-- Begin GIVEN RECORDS --

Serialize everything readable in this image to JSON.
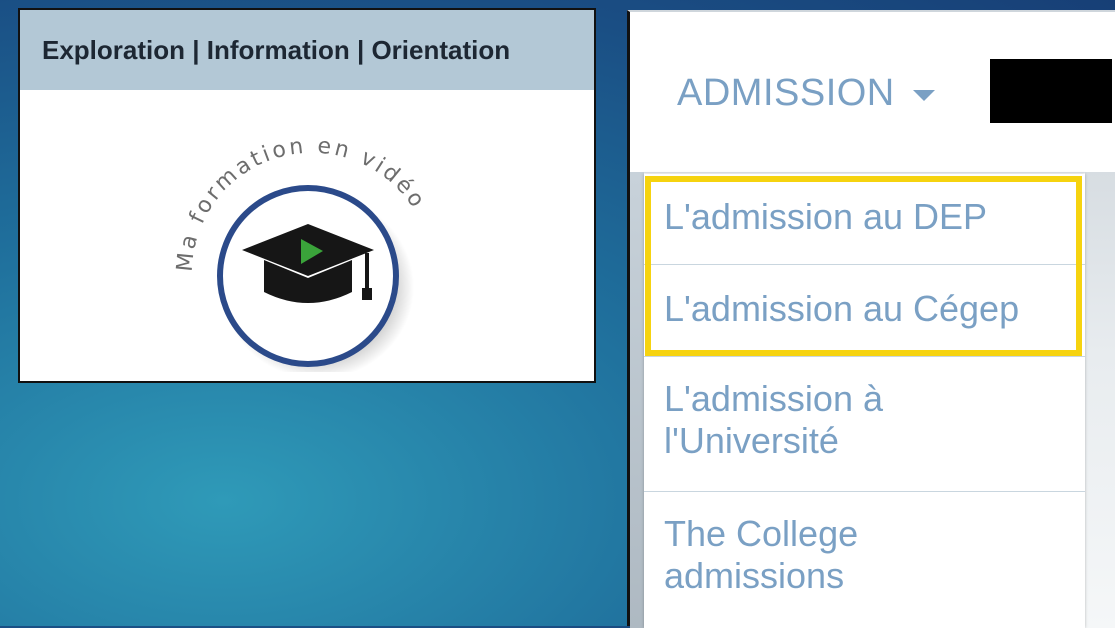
{
  "card": {
    "header": "Exploration | Information | Orientation",
    "logo_text": "Ma formation en vidéo"
  },
  "nav": {
    "admission_label": "ADMISSION"
  },
  "dropdown": {
    "items": [
      {
        "label_lines": [
          "L'admission au DEP"
        ]
      },
      {
        "label_lines": [
          "L'admission au Cégep"
        ]
      },
      {
        "label_lines": [
          "L'admission à",
          "l'Université"
        ]
      },
      {
        "label_lines": [
          "The College",
          "admissions"
        ]
      }
    ]
  },
  "colors": {
    "link": "#7aa0c4",
    "highlight": "#f6d30f",
    "card_header_bg": "#b3c8d6",
    "logo_ring": "#2b4a8a",
    "play_button": "#3aa33a"
  }
}
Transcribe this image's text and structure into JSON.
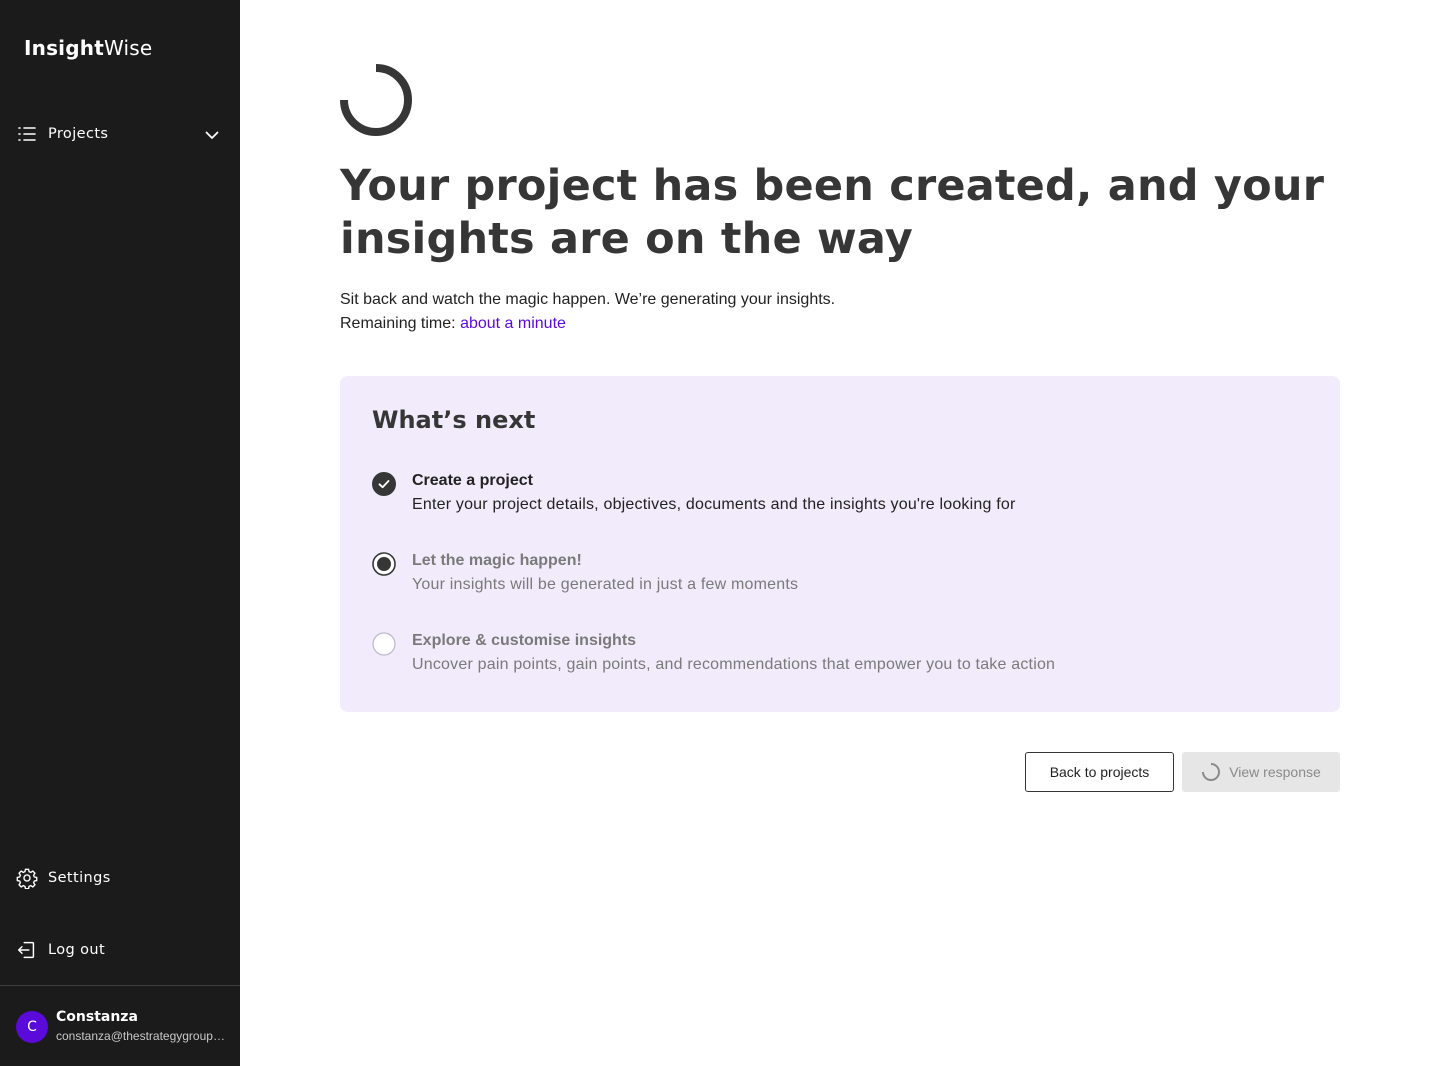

-- End GIVEN RECORDS --

Transcribe the complete set of entries verbatim. No pictures belong in the copy.

Serialize everything readable in this image to JSON.
{
  "card": {
    "header": "Exploration | Information | Orientation",
    "logo_text": "Ma formation en vidéo"
  },
  "nav": {
    "admission_label": "ADMISSION"
  },
  "dropdown": {
    "items": [
      {
        "label_lines": [
          "L'admission au DEP"
        ]
      },
      {
        "label_lines": [
          "L'admission au Cégep"
        ]
      },
      {
        "label_lines": [
          "L'admission à",
          "l'Université"
        ]
      },
      {
        "label_lines": [
          "The College",
          "admissions"
        ]
      }
    ]
  },
  "colors": {
    "link": "#7aa0c4",
    "highlight": "#f6d30f",
    "card_header_bg": "#b3c8d6",
    "logo_ring": "#2b4a8a",
    "play_button": "#3aa33a"
  }
}
Transcribe this image's text and structure into JSON.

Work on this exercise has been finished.